WRITTEN INSTRUCTION —
Reproduce the listing below verbatim.

━━━━━ DATA EXCERPTS ━━━━━

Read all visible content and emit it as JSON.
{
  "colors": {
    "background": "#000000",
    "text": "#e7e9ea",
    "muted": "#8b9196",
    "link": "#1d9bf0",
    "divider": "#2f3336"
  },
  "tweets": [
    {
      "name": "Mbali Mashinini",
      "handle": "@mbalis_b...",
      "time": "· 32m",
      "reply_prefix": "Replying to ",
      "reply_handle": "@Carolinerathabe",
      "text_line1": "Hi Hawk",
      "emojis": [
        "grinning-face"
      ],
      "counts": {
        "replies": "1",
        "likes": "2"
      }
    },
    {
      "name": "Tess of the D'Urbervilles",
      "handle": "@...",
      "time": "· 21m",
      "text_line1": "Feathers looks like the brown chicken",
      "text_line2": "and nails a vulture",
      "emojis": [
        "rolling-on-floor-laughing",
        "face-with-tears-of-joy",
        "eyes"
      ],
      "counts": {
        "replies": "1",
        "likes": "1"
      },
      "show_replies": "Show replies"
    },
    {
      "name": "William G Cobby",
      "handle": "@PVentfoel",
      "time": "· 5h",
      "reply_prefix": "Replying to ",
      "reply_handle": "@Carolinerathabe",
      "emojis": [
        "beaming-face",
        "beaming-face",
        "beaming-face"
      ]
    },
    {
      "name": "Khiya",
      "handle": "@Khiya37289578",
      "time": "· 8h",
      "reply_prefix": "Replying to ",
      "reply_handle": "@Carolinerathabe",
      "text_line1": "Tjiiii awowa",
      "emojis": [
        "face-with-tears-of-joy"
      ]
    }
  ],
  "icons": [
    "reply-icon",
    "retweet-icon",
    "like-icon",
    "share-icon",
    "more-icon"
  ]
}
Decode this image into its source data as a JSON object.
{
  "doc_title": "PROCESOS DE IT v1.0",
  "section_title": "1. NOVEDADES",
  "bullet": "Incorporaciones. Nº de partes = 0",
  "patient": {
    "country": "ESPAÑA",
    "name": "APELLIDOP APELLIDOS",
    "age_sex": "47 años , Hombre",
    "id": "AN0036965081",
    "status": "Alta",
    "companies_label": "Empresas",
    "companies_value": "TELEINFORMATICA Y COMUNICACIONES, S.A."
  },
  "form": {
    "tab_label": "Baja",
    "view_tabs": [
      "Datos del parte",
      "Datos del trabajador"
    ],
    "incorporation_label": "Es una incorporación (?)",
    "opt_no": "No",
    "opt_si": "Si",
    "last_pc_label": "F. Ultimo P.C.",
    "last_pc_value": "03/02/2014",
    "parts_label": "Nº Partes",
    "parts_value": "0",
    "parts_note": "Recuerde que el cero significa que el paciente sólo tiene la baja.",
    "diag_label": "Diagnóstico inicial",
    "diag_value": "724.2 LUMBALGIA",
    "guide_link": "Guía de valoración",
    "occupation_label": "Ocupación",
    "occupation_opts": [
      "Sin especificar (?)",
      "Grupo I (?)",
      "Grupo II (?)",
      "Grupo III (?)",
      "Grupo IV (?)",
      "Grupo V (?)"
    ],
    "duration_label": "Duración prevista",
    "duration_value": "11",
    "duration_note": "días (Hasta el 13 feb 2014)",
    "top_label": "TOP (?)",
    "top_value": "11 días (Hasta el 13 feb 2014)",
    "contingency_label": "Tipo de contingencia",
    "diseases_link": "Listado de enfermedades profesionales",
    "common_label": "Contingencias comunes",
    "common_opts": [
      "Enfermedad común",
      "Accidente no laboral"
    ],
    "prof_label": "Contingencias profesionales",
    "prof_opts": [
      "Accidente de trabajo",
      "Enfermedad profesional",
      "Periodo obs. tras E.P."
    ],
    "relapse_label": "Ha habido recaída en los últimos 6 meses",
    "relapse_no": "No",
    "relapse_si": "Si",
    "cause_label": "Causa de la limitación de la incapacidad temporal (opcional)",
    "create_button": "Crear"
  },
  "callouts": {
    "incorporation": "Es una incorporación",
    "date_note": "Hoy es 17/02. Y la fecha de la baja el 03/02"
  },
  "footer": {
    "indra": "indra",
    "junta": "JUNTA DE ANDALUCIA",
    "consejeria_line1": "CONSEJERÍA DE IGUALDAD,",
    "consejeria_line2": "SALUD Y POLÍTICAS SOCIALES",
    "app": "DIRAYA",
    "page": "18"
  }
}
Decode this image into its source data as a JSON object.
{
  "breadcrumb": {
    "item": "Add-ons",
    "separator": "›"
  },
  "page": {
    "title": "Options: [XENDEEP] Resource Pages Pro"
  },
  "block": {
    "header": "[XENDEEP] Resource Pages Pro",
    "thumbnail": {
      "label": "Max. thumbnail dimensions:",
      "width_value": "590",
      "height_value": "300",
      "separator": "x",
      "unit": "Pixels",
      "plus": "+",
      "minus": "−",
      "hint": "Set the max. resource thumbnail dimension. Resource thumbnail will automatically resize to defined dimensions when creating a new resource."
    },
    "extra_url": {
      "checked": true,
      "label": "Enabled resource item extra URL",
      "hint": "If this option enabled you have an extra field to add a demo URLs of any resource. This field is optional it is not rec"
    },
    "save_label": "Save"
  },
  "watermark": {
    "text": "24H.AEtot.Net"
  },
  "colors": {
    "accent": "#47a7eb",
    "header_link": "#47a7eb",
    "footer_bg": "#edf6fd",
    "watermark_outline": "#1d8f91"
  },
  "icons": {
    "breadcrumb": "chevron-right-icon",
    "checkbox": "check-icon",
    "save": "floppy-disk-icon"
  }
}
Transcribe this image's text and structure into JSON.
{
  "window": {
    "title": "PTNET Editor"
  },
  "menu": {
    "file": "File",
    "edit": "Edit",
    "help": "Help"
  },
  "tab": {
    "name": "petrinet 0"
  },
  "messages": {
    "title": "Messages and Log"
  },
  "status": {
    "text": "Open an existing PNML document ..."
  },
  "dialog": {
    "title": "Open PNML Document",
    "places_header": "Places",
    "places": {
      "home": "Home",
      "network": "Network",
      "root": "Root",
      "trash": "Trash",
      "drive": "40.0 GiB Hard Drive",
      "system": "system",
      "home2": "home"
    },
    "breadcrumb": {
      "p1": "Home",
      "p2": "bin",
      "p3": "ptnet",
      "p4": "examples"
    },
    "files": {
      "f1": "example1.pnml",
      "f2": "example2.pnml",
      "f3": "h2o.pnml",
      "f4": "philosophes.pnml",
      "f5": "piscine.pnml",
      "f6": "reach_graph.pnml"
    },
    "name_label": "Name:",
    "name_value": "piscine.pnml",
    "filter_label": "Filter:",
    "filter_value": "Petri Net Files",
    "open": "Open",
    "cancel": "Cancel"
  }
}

━━━━━

TASK SOLUTION —
Read all visible content and emit it as JSON.
{
  "colors": {
    "background": "#000000",
    "text": "#e7e9ea",
    "muted": "#8b9196",
    "link": "#1d9bf0",
    "divider": "#2f3336"
  },
  "tweets": [
    {
      "name": "Mbali Mashinini",
      "handle": "@mbalis_b...",
      "time": "· 32m",
      "reply_prefix": "Replying to ",
      "reply_handle": "@Carolinerathabe",
      "text_line1": "Hi Hawk",
      "emojis": [
        "grinning-face"
      ],
      "counts": {
        "replies": "1",
        "likes": "2"
      }
    },
    {
      "name": "Tess of the D'Urbervilles",
      "handle": "@...",
      "time": "· 21m",
      "text_line1": "Feathers looks like the brown chicken",
      "text_line2": "and nails a vulture",
      "emojis": [
        "rolling-on-floor-laughing",
        "face-with-tears-of-joy",
        "eyes"
      ],
      "counts": {
        "replies": "1",
        "likes": "1"
      },
      "show_replies": "Show replies"
    },
    {
      "name": "William G Cobby",
      "handle": "@PVentfoel",
      "time": "· 5h",
      "reply_prefix": "Replying to ",
      "reply_handle": "@Carolinerathabe",
      "emojis": [
        "beaming-face",
        "beaming-face",
        "beaming-face"
      ]
    },
    {
      "name": "Khiya",
      "handle": "@Khiya37289578",
      "time": "· 8h",
      "reply_prefix": "Replying to ",
      "reply_handle": "@Carolinerathabe",
      "text_line1": "Tjiiii awowa",
      "emojis": [
        "face-with-tears-of-joy"
      ]
    }
  ],
  "icons": [
    "reply-icon",
    "retweet-icon",
    "like-icon",
    "share-icon",
    "more-icon"
  ]
}
Decode this image into its source data as a JSON object.
{
  "doc_title": "PROCESOS DE IT v1.0",
  "section_title": "1. NOVEDADES",
  "bullet": "Incorporaciones. Nº de partes = 0",
  "patient": {
    "country": "ESPAÑA",
    "name": "APELLIDOP APELLIDOS",
    "age_sex": "47 años , Hombre",
    "id": "AN0036965081",
    "status": "Alta",
    "companies_label": "Empresas",
    "companies_value": "TELEINFORMATICA Y COMUNICACIONES, S.A."
  },
  "form": {
    "tab_label": "Baja",
    "view_tabs": [
      "Datos del parte",
      "Datos del trabajador"
    ],
    "incorporation_label": "Es una incorporación (?)",
    "opt_no": "No",
    "opt_si": "Si",
    "last_pc_label": "F. Ultimo P.C.",
    "last_pc_value": "03/02/2014",
    "parts_label": "Nº Partes",
    "parts_value": "0",
    "parts_note": "Recuerde que el cero significa que el paciente sólo tiene la baja.",
    "diag_label": "Diagnóstico inicial",
    "diag_value": "724.2 LUMBALGIA",
    "guide_link": "Guía de valoración",
    "occupation_label": "Ocupación",
    "occupation_opts": [
      "Sin especificar (?)",
      "Grupo I (?)",
      "Grupo II (?)",
      "Grupo III (?)",
      "Grupo IV (?)",
      "Grupo V (?)"
    ],
    "duration_label": "Duración prevista",
    "duration_value": "11",
    "duration_note": "días (Hasta el 13 feb 2014)",
    "top_label": "TOP (?)",
    "top_value": "11 días (Hasta el 13 feb 2014)",
    "contingency_label": "Tipo de contingencia",
    "diseases_link": "Listado de enfermedades profesionales",
    "common_label": "Contingencias comunes",
    "common_opts": [
      "Enfermedad común",
      "Accidente no laboral"
    ],
    "prof_label": "Contingencias profesionales",
    "prof_opts": [
      "Accidente de trabajo",
      "Enfermedad profesional",
      "Periodo obs. tras E.P."
    ],
    "relapse_label": "Ha habido recaída en los últimos 6 meses",
    "relapse_no": "No",
    "relapse_si": "Si",
    "cause_label": "Causa de la limitación de la incapacidad temporal (opcional)",
    "create_button": "Crear"
  },
  "callouts": {
    "incorporation": "Es una incorporación",
    "date_note": "Hoy es 17/02. Y la fecha de la baja el 03/02"
  },
  "footer": {
    "indra": "indra",
    "junta": "JUNTA DE ANDALUCIA",
    "consejeria_line1": "CONSEJERÍA DE IGUALDAD,",
    "consejeria_line2": "SALUD Y POLÍTICAS SOCIALES",
    "app": "DIRAYA",
    "page": "18"
  }
}
Decode this image into its source data as a JSON object.
{
  "breadcrumb": {
    "item": "Add-ons",
    "separator": "›"
  },
  "page": {
    "title": "Options: [XENDEEP] Resource Pages Pro"
  },
  "block": {
    "header": "[XENDEEP] Resource Pages Pro",
    "thumbnail": {
      "label": "Max. thumbnail dimensions:",
      "width_value": "590",
      "height_value": "300",
      "separator": "x",
      "unit": "Pixels",
      "plus": "+",
      "minus": "−",
      "hint": "Set the max. resource thumbnail dimension. Resource thumbnail will automatically resize to defined dimensions when creating a new resource."
    },
    "extra_url": {
      "checked": true,
      "label": "Enabled resource item extra URL",
      "hint": "If this option enabled you have an extra field to add a demo URLs of any resource. This field is optional it is not rec"
    },
    "save_label": "Save"
  },
  "watermark": {
    "text": "24H.AEtot.Net"
  },
  "colors": {
    "accent": "#47a7eb",
    "header_link": "#47a7eb",
    "footer_bg": "#edf6fd",
    "watermark_outline": "#1d8f91"
  },
  "icons": {
    "breadcrumb": "chevron-right-icon",
    "checkbox": "check-icon",
    "save": "floppy-disk-icon"
  }
}
Transcribe this image's text and structure into JSON.
{
  "window": {
    "title": "PTNET Editor"
  },
  "menu": {
    "file": "File",
    "edit": "Edit",
    "help": "Help"
  },
  "tab": {
    "name": "petrinet 0"
  },
  "messages": {
    "title": "Messages and Log"
  },
  "status": {
    "text": "Open an existing PNML document ..."
  },
  "dialog": {
    "title": "Open PNML Document",
    "places_header": "Places",
    "places": {
      "home": "Home",
      "network": "Network",
      "root": "Root",
      "trash": "Trash",
      "drive": "40.0 GiB Hard Drive",
      "system": "system",
      "home2": "home"
    },
    "breadcrumb": {
      "p1": "Home",
      "p2": "bin",
      "p3": "ptnet",
      "p4": "examples"
    },
    "files": {
      "f1": "example1.pnml",
      "f2": "example2.pnml",
      "f3": "h2o.pnml",
      "f4": "philosophes.pnml",
      "f5": "piscine.pnml",
      "f6": "reach_graph.pnml"
    },
    "name_label": "Name:",
    "name_value": "piscine.pnml",
    "filter_label": "Filter:",
    "filter_value": "Petri Net Files",
    "open": "Open",
    "cancel": "Cancel"
  }
}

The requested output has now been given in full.